§ Given request
Give every entry again, unchanged, and leave its images out.

§ A block of data
· · · · ·

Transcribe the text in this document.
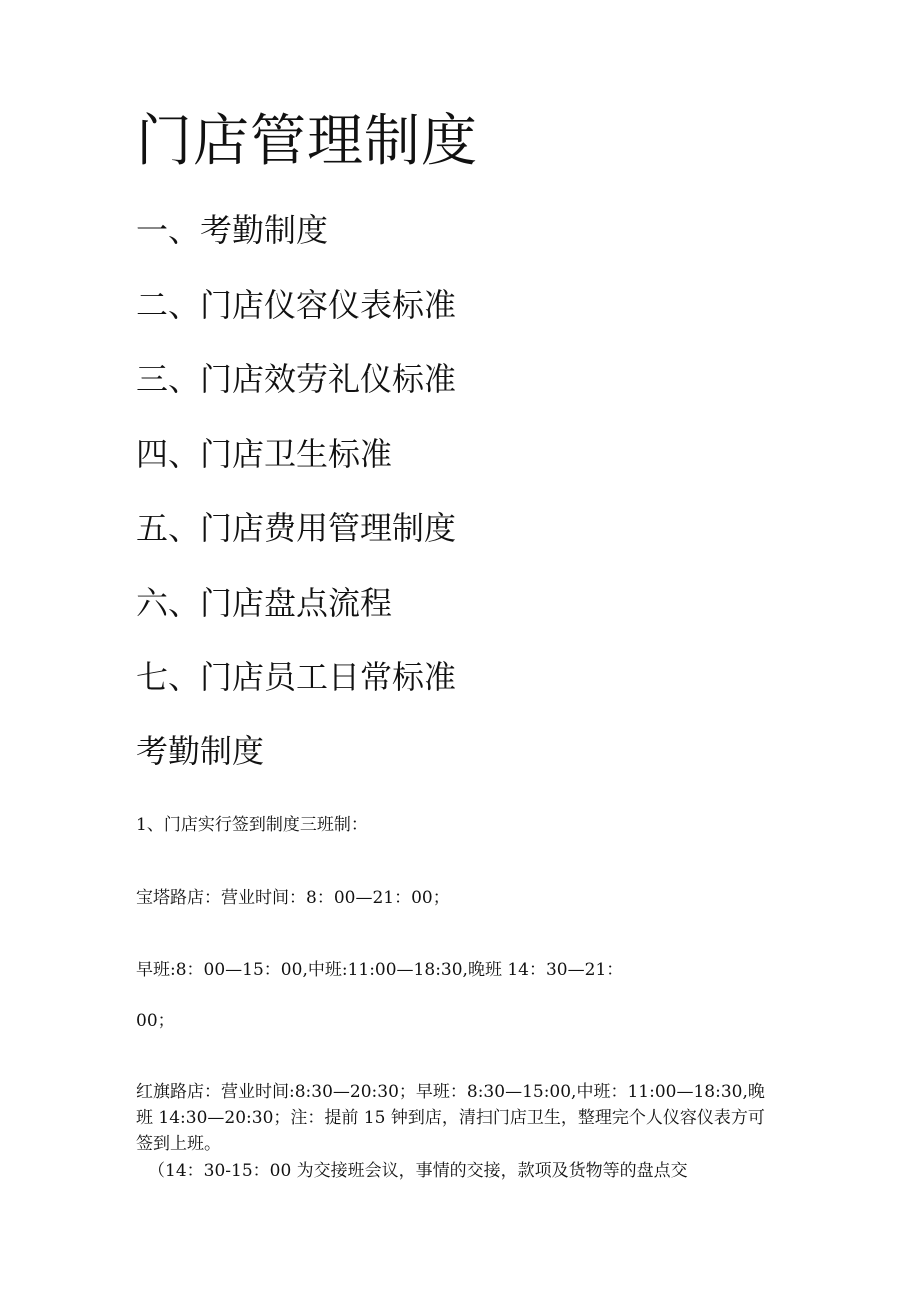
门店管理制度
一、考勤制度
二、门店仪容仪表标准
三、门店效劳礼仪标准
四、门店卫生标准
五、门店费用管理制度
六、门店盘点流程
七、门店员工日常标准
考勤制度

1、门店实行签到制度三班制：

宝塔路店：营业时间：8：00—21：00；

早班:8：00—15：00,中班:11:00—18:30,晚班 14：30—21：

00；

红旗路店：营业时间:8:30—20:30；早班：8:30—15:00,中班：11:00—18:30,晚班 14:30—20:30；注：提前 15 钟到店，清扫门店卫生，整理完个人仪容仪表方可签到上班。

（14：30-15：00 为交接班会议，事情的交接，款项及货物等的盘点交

· · · · ·

§ Full output
Transcribe the text in this document.
门店管理制度
一、考勤制度
二、门店仪容仪表标准
三、门店效劳礼仪标准
四、门店卫生标准
五、门店费用管理制度
六、门店盘点流程
七、门店员工日常标准
考勤制度

1、门店实行签到制度三班制：

宝塔路店：营业时间：8：00—21：00；

早班:8：00—15：00,中班:11:00—18:30,晚班 14：30—21：

00；

红旗路店：营业时间:8:30—20:30；早班：8:30—15:00,中班：11:00—18:30,晚班 14:30—20:30；注：提前 15 钟到店，清扫门店卫生，整理完个人仪容仪表方可签到上班。

（14：30-15：00 为交接班会议，事情的交接，款项及货物等的盘点交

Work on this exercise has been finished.